[Die Aufgabe]:
Benenne in allen Einträgen „bar-gov“ in „bar-public“ um. Gib die Zeilen sonst unverändert wieder.

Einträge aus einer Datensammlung
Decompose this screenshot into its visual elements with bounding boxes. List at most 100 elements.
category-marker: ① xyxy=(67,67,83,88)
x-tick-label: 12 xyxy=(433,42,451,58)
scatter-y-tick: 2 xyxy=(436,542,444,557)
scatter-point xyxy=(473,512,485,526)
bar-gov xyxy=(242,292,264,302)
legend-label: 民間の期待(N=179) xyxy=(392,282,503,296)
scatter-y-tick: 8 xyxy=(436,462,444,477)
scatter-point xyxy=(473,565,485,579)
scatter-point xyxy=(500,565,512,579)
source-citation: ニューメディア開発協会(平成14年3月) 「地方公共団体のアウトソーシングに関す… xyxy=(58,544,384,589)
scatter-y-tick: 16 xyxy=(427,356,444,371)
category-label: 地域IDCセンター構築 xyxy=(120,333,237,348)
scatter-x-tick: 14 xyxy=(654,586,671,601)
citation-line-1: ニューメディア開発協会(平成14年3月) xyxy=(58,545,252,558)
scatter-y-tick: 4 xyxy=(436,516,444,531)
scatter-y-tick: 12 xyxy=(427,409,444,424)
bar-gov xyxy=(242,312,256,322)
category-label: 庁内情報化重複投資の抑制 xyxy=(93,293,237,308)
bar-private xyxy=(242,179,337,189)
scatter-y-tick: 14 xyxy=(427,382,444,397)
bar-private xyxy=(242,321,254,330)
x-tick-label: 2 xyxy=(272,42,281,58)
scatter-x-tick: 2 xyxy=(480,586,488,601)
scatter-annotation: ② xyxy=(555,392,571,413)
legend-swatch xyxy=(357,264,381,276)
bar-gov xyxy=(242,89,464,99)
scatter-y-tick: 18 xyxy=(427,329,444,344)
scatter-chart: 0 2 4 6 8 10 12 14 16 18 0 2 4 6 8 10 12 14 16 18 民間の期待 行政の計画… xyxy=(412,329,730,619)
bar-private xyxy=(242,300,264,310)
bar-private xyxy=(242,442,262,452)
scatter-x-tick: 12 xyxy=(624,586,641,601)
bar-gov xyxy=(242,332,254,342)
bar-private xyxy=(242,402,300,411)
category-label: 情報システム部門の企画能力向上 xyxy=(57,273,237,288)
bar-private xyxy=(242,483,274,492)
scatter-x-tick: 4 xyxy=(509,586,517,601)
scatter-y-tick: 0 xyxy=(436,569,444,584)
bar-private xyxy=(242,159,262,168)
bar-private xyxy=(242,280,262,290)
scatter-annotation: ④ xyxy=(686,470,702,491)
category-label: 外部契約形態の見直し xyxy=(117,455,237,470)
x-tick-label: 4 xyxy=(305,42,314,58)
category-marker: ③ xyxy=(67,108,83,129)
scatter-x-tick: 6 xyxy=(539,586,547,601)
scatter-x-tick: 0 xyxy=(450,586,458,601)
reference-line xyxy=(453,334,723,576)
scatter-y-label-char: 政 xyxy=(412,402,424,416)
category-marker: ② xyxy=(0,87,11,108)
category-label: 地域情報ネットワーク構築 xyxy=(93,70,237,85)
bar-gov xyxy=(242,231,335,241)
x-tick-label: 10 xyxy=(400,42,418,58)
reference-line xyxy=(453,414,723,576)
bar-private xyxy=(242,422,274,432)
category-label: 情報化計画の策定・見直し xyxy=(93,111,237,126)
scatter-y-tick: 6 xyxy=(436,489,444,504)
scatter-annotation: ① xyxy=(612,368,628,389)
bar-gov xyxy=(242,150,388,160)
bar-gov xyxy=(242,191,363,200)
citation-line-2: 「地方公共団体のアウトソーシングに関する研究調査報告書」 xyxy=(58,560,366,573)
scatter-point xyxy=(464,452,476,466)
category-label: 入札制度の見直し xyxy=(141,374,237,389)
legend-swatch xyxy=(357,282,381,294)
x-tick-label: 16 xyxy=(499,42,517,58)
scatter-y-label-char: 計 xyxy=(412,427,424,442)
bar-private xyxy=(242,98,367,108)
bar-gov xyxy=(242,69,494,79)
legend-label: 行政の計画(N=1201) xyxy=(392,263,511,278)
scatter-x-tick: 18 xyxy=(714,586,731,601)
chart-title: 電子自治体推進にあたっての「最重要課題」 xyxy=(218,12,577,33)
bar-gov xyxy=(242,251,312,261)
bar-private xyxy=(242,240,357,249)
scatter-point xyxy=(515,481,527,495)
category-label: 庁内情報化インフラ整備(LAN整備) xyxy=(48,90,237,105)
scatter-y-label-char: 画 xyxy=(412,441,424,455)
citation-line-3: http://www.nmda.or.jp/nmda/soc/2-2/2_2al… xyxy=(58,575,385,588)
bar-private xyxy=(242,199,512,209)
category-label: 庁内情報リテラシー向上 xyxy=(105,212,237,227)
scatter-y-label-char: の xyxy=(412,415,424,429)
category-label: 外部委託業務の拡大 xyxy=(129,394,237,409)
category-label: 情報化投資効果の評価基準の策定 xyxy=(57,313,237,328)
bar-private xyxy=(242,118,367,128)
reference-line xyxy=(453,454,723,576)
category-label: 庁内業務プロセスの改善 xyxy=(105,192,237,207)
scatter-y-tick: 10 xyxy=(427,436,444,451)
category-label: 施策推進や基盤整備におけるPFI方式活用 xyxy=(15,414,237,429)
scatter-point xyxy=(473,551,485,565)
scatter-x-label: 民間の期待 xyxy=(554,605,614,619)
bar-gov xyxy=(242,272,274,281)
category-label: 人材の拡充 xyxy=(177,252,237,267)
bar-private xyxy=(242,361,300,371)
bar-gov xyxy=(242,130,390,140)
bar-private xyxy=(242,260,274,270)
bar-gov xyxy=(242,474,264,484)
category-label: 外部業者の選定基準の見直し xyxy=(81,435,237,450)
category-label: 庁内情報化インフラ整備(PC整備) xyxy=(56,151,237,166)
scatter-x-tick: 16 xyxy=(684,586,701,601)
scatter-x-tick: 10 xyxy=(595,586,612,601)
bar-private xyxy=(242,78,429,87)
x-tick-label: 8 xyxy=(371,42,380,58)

[Lösung unten]:
Decompose this screenshot into its visual elements with bounding boxes. List at most 100 elements.
category-marker: ① xyxy=(67,67,83,88)
x-tick-label: 12 xyxy=(433,42,451,58)
scatter-y-tick: 2 xyxy=(436,542,444,557)
scatter-point xyxy=(473,512,485,526)
bar-public xyxy=(242,292,264,302)
legend-label: 民間の期待(N=179) xyxy=(392,282,503,296)
scatter-y-tick: 8 xyxy=(436,462,444,477)
scatter-point xyxy=(473,565,485,579)
scatter-point xyxy=(500,565,512,579)
source-citation: ニューメディア開発協会(平成14年3月) 「地方公共団体のアウトソーシングに関す… xyxy=(58,544,384,589)
scatter-y-tick: 16 xyxy=(427,356,444,371)
category-label: 地域IDCセンター構築 xyxy=(120,333,237,348)
scatter-x-tick: 14 xyxy=(654,586,671,601)
citation-line-1: ニューメディア開発協会(平成14年3月) xyxy=(58,545,252,558)
scatter-y-tick: 4 xyxy=(436,516,444,531)
scatter-y-tick: 12 xyxy=(427,409,444,424)
bar-public xyxy=(242,312,256,322)
category-label: 庁内情報化重複投資の抑制 xyxy=(93,293,237,308)
bar-private xyxy=(242,179,337,189)
scatter-y-tick: 14 xyxy=(427,382,444,397)
bar-private xyxy=(242,321,254,330)
x-tick-label: 2 xyxy=(272,42,281,58)
scatter-x-tick: 2 xyxy=(480,586,488,601)
scatter-annotation: ② xyxy=(555,392,571,413)
legend-swatch xyxy=(357,264,381,276)
bar-public xyxy=(242,89,464,99)
scatter-y-tick: 18 xyxy=(427,329,444,344)
scatter-chart: 0 2 4 6 8 10 12 14 16 18 0 2 4 6 8 10 12 14 16 18 民間の期待 行政の計画… xyxy=(412,329,730,619)
bar-private xyxy=(242,300,264,310)
bar-private xyxy=(242,442,262,452)
scatter-x-tick: 12 xyxy=(624,586,641,601)
bar-public xyxy=(242,332,254,342)
bar-private xyxy=(242,402,300,411)
category-label: 情報システム部門の企画能力向上 xyxy=(57,273,237,288)
bar-private xyxy=(242,483,274,492)
scatter-x-tick: 4 xyxy=(509,586,517,601)
scatter-y-tick: 0 xyxy=(436,569,444,584)
bar-private xyxy=(242,159,262,168)
bar-private xyxy=(242,280,262,290)
scatter-annotation: ④ xyxy=(686,470,702,491)
category-label: 外部契約形態の見直し xyxy=(117,455,237,470)
x-tick-label: 4 xyxy=(305,42,314,58)
category-marker: ③ xyxy=(67,108,83,129)
scatter-x-tick: 6 xyxy=(539,586,547,601)
scatter-x-tick: 0 xyxy=(450,586,458,601)
reference-line xyxy=(453,334,723,576)
scatter-y-label-char: 政 xyxy=(412,402,424,416)
category-marker: ② xyxy=(0,87,11,108)
category-label: 地域情報ネットワーク構築 xyxy=(93,70,237,85)
bar-public xyxy=(242,231,335,241)
x-tick-label: 10 xyxy=(400,42,418,58)
reference-line xyxy=(453,414,723,576)
bar-private xyxy=(242,422,274,432)
category-label: 情報化計画の策定・見直し xyxy=(93,111,237,126)
scatter-y-tick: 6 xyxy=(436,489,444,504)
scatter-annotation: ① xyxy=(612,368,628,389)
bar-public xyxy=(242,150,388,160)
bar-public xyxy=(242,191,363,200)
citation-line-2: 「地方公共団体のアウトソーシングに関する研究調査報告書」 xyxy=(58,560,366,573)
scatter-point xyxy=(464,452,476,466)
category-label: 入札制度の見直し xyxy=(141,374,237,389)
legend-swatch xyxy=(357,282,381,294)
x-tick-label: 16 xyxy=(499,42,517,58)
scatter-y-label-char: 計 xyxy=(412,427,424,442)
bar-private xyxy=(242,98,367,108)
bar-public xyxy=(242,69,494,79)
legend-label: 行政の計画(N=1201) xyxy=(392,263,511,278)
scatter-x-tick: 18 xyxy=(714,586,731,601)
chart-title: 電子自治体推進にあたっての「最重要課題」 xyxy=(218,12,577,33)
bar-public xyxy=(242,251,312,261)
bar-private xyxy=(242,240,357,249)
scatter-point xyxy=(515,481,527,495)
category-label: 庁内情報化インフラ整備(LAN整備) xyxy=(48,90,237,105)
scatter-y-label-char: 画 xyxy=(412,441,424,455)
citation-line-3: http://www.nmda.or.jp/nmda/soc/2-2/2_2al… xyxy=(58,575,385,588)
bar-private xyxy=(242,199,512,209)
category-label: 庁内情報リテラシー向上 xyxy=(105,212,237,227)
scatter-y-label-char: の xyxy=(412,415,424,429)
category-label: 外部委託業務の拡大 xyxy=(129,394,237,409)
category-label: 情報化投資効果の評価基準の策定 xyxy=(57,313,237,328)
bar-private xyxy=(242,118,367,128)
reference-line xyxy=(453,454,723,576)
category-label: 庁内業務プロセスの改善 xyxy=(105,192,237,207)
scatter-y-tick: 10 xyxy=(427,436,444,451)
category-label: 施策推進や基盤整備におけるPFI方式活用 xyxy=(15,414,237,429)
scatter-point xyxy=(473,551,485,565)
scatter-x-label: 民間の期待 xyxy=(554,605,614,619)
bar-public xyxy=(242,272,274,281)
category-label: 人材の拡充 xyxy=(177,252,237,267)
bar-private xyxy=(242,361,300,371)
bar-public xyxy=(242,130,390,140)
bar-private xyxy=(242,260,274,270)
bar-public xyxy=(242,474,264,484)
category-label: 外部業者の選定基準の見直し xyxy=(81,435,237,450)
category-label: 庁内情報化インフラ整備(PC整備) xyxy=(56,151,237,166)
scatter-x-tick: 16 xyxy=(684,586,701,601)
scatter-x-tick: 10 xyxy=(595,586,612,601)
bar-private xyxy=(242,78,429,87)
x-tick-label: 8 xyxy=(371,42,380,58)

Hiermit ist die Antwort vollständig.